-- Information given start --

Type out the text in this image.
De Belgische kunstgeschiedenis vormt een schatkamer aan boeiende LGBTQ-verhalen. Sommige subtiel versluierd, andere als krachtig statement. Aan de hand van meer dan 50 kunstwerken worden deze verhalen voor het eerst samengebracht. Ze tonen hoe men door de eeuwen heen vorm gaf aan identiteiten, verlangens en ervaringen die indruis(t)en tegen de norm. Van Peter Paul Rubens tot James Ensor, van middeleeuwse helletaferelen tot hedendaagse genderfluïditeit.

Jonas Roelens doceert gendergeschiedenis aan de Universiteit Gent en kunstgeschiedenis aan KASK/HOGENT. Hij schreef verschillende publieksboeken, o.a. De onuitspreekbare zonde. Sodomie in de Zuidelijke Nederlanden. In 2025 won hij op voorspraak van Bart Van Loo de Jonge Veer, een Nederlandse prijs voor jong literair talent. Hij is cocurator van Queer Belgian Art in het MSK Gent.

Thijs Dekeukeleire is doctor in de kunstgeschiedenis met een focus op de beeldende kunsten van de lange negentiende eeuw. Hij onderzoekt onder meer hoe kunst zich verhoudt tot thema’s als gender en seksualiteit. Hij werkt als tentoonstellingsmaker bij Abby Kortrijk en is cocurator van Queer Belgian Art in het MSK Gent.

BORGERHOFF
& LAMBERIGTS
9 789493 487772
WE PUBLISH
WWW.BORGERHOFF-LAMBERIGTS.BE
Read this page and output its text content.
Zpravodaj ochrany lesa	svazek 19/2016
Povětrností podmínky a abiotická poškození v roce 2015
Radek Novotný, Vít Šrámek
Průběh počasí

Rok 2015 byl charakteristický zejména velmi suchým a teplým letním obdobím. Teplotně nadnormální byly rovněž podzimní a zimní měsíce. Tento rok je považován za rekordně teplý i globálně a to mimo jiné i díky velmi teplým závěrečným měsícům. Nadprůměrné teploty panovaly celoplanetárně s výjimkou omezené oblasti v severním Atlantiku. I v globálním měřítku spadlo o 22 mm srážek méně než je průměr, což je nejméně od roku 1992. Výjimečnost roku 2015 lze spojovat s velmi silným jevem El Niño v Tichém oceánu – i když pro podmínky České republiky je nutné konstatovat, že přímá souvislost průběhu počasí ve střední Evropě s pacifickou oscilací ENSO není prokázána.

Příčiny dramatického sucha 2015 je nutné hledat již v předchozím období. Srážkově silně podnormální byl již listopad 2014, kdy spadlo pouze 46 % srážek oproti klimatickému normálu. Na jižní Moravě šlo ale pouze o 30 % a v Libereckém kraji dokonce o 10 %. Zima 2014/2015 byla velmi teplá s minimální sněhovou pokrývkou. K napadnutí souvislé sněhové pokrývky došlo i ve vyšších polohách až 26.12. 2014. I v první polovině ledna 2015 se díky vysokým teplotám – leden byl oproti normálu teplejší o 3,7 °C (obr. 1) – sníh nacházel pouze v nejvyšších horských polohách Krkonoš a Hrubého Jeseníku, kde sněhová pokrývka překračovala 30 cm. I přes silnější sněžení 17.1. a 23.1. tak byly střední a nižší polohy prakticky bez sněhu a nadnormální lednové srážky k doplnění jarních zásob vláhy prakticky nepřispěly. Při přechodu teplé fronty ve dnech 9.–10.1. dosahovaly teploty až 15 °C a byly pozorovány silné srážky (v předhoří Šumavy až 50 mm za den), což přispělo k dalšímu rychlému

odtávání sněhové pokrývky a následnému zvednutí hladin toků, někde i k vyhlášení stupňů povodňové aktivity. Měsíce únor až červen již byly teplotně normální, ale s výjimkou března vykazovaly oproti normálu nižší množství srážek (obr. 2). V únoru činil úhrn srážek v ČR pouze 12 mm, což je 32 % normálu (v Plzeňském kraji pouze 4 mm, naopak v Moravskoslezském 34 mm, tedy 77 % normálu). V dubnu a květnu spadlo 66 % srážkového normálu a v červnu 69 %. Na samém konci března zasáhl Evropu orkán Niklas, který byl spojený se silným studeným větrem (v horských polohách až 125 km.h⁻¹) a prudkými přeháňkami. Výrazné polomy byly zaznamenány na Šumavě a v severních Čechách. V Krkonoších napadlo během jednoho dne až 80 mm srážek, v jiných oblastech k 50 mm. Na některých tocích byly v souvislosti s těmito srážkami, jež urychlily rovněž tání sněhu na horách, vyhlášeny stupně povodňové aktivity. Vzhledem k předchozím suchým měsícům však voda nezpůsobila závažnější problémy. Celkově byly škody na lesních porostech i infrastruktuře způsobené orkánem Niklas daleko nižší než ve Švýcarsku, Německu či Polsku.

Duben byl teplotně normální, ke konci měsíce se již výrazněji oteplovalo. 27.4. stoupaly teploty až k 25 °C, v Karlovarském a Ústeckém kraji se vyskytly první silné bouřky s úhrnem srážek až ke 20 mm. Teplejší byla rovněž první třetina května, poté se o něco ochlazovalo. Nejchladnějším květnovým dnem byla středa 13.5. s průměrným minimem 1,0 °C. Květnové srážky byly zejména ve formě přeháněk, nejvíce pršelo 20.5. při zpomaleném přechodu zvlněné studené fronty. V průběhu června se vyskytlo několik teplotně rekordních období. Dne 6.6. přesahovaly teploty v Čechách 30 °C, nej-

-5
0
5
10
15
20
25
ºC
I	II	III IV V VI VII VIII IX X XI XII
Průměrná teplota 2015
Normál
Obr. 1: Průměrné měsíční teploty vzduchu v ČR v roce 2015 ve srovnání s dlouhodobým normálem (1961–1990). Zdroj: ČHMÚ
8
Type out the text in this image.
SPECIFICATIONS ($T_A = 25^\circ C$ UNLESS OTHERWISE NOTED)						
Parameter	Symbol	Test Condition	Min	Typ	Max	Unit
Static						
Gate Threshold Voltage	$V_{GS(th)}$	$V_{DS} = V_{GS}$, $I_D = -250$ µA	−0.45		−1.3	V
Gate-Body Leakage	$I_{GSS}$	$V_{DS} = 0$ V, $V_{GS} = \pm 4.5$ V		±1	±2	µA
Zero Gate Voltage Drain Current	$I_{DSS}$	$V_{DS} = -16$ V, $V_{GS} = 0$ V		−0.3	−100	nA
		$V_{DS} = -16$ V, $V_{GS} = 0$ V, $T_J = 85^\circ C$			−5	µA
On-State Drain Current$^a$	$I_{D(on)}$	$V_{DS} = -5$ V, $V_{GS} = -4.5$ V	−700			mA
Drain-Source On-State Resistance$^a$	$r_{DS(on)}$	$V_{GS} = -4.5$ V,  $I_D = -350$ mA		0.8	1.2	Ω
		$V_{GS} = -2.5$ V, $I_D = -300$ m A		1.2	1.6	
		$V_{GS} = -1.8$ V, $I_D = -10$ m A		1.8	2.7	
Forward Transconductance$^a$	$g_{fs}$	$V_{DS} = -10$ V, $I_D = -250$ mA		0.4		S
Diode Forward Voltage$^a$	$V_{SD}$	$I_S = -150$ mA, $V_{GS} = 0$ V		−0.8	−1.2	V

-- Information given end --

▶ **What is asked**
Find and copy each line above that includes the string "Voltage".

▶ **Expected answer**
Gate Threshold Voltage	$V_{GS(th)}$	$V_{DS} = V_{GS}$, $I_D = -250$ µA	−0.45		−1.3	V
Zero Gate Voltage Drain Current	$I_{DSS}$	$V_{DS} = -16$ V, $V_{GS} = 0$ V		−0.3	−100	nA
Diode Forward Voltage$^a$	$V_{SD}$	$I_S = -150$ mA, $V_{GS} = 0$ V		−0.8	−1.2	V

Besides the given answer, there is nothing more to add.